(Source data)

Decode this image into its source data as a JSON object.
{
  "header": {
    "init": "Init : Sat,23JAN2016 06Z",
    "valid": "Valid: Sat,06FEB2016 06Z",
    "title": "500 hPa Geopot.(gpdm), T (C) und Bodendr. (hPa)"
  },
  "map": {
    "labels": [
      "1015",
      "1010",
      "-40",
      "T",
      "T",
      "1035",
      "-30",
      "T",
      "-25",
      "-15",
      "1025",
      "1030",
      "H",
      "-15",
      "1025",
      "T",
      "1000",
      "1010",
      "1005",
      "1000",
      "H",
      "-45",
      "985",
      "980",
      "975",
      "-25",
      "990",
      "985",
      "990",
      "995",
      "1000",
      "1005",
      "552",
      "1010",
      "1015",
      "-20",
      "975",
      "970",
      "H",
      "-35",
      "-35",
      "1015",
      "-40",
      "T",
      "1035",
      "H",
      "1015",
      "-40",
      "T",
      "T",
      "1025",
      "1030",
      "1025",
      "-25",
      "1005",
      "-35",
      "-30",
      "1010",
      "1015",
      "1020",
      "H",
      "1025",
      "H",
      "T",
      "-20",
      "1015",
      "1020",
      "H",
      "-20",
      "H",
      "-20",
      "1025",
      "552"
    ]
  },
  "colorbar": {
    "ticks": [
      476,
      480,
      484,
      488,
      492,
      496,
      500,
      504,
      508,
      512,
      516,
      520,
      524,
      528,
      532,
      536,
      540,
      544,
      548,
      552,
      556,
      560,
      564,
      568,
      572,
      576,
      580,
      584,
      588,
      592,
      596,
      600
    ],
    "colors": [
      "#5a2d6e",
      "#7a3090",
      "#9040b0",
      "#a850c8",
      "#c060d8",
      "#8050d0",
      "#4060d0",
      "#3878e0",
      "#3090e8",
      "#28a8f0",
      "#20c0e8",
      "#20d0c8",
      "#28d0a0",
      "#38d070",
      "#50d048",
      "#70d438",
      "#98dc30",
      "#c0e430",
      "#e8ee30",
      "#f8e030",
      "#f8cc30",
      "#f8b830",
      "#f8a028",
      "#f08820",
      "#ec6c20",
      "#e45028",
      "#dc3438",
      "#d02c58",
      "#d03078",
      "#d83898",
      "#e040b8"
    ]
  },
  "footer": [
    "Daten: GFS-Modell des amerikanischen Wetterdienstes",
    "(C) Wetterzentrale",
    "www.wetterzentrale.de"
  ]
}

Task goal:
Write down every line of the data exactly as it appears above.

Complete answer:
Decode this image into its source data as a JSON object.
{
  "header": {
    "init": "Init : Sat,23JAN2016 06Z",
    "valid": "Valid: Sat,06FEB2016 06Z",
    "title": "500 hPa Geopot.(gpdm), T (C) und Bodendr. (hPa)"
  },
  "map": {
    "labels": [
      "1015",
      "1010",
      "-40",
      "T",
      "T",
      "1035",
      "-30",
      "T",
      "-25",
      "-15",
      "1025",
      "1030",
      "H",
      "-15",
      "1025",
      "T",
      "1000",
      "1010",
      "1005",
      "1000",
      "H",
      "-45",
      "985",
      "980",
      "975",
      "-25",
      "990",
      "985",
      "990",
      "995",
      "1000",
      "1005",
      "552",
      "1010",
      "1015",
      "-20",
      "975",
      "970",
      "H",
      "-35",
      "-35",
      "1015",
      "-40",
      "T",
      "1035",
      "H",
      "1015",
      "-40",
      "T",
      "T",
      "1025",
      "1030",
      "1025",
      "-25",
      "1005",
      "-35",
      "-30",
      "1010",
      "1015",
      "1020",
      "H",
      "1025",
      "H",
      "T",
      "-20",
      "1015",
      "1020",
      "H",
      "-20",
      "H",
      "-20",
      "1025",
      "552"
    ]
  },
  "colorbar": {
    "ticks": [
      476,
      480,
      484,
      488,
      492,
      496,
      500,
      504,
      508,
      512,
      516,
      520,
      524,
      528,
      532,
      536,
      540,
      544,
      548,
      552,
      556,
      560,
      564,
      568,
      572,
      576,
      580,
      584,
      588,
      592,
      596,
      600
    ],
    "colors": [
      "#5a2d6e",
      "#7a3090",
      "#9040b0",
      "#a850c8",
      "#c060d8",
      "#8050d0",
      "#4060d0",
      "#3878e0",
      "#3090e8",
      "#28a8f0",
      "#20c0e8",
      "#20d0c8",
      "#28d0a0",
      "#38d070",
      "#50d048",
      "#70d438",
      "#98dc30",
      "#c0e430",
      "#e8ee30",
      "#f8e030",
      "#f8cc30",
      "#f8b830",
      "#f8a028",
      "#f08820",
      "#ec6c20",
      "#e45028",
      "#dc3438",
      "#d02c58",
      "#d03078",
      "#d83898",
      "#e040b8"
    ]
  },
  "footer": [
    "Daten: GFS-Modell des amerikanischen Wetterdienstes",
    "(C) Wetterzentrale",
    "www.wetterzentrale.de"
  ]
}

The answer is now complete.